- **DIRECTIONS FOR THIS TASK**: Transcribe each line of the records below exactly, excluding any embedded images.

Rows from a dataset:
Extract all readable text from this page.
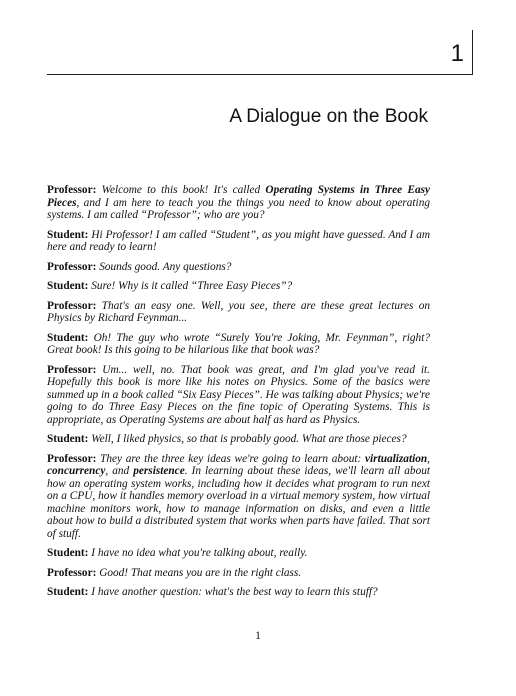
1
A Dialogue on the Book

Professor: Welcome to this book! It's called Operating Systems in Three Easy Pieces, and I am here to teach you the things you need to know about operating systems. I am called “Professor”; who are you?

Student: Hi Professor! I am called “Student”, as you might have guessed. And I am here and ready to learn!

Professor: Sounds good. Any questions?

Student: Sure! Why is it called “Three Easy Pieces”?

Professor: That's an easy one. Well, you see, there are these great lectures on Physics by Richard Feynman...

Student: Oh! The guy who wrote “Surely You're Joking, Mr. Feynman”, right? Great book! Is this going to be hilarious like that book was?

Professor: Um... well, no. That book was great, and I'm glad you've read it. Hopefully this book is more like his notes on Physics. Some of the basics were summed up in a book called “Six Easy Pieces”. He was talking about Physics; we're going to do Three Easy Pieces on the fine topic of Operating Systems. This is appropriate, as Operating Systems are about half as hard as Physics.

Student: Well, I liked physics, so that is probably good. What are those pieces?

Professor: They are the three key ideas we're going to learn about: virtualization, concurrency, and persistence. In learning about these ideas, we'll learn all about how an operating system works, including how it decides what program to run next on a CPU, how it handles memory overload in a virtual memory system, how virtual machine monitors work, how to manage information on disks, and even a little about how to build a distributed system that works when parts have failed. That sort of stuff.

Student: I have no idea what you're talking about, really.

Professor: Good! That means you are in the right class.

Student: I have another question: what's the best way to learn this stuff?

1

- **EXPECTED OUTPUT**:
Extract all readable text from this page.
1
A Dialogue on the Book

Professor: Welcome to this book! It's called Operating Systems in Three Easy Pieces, and I am here to teach you the things you need to know about operating systems. I am called “Professor”; who are you?

Student: Hi Professor! I am called “Student”, as you might have guessed. And I am here and ready to learn!

Professor: Sounds good. Any questions?

Student: Sure! Why is it called “Three Easy Pieces”?

Professor: That's an easy one. Well, you see, there are these great lectures on Physics by Richard Feynman...

Student: Oh! The guy who wrote “Surely You're Joking, Mr. Feynman”, right? Great book! Is this going to be hilarious like that book was?

Professor: Um... well, no. That book was great, and I'm glad you've read it. Hopefully this book is more like his notes on Physics. Some of the basics were summed up in a book called “Six Easy Pieces”. He was talking about Physics; we're going to do Three Easy Pieces on the fine topic of Operating Systems. This is appropriate, as Operating Systems are about half as hard as Physics.

Student: Well, I liked physics, so that is probably good. What are those pieces?

Professor: They are the three key ideas we're going to learn about: virtualization, concurrency, and persistence. In learning about these ideas, we'll learn all about how an operating system works, including how it decides what program to run next on a CPU, how it handles memory overload in a virtual memory system, how virtual machine monitors work, how to manage information on disks, and even a little about how to build a distributed system that works when parts have failed. That sort of stuff.

Student: I have no idea what you're talking about, really.

Professor: Good! That means you are in the right class.

Student: I have another question: what's the best way to learn this stuff?

1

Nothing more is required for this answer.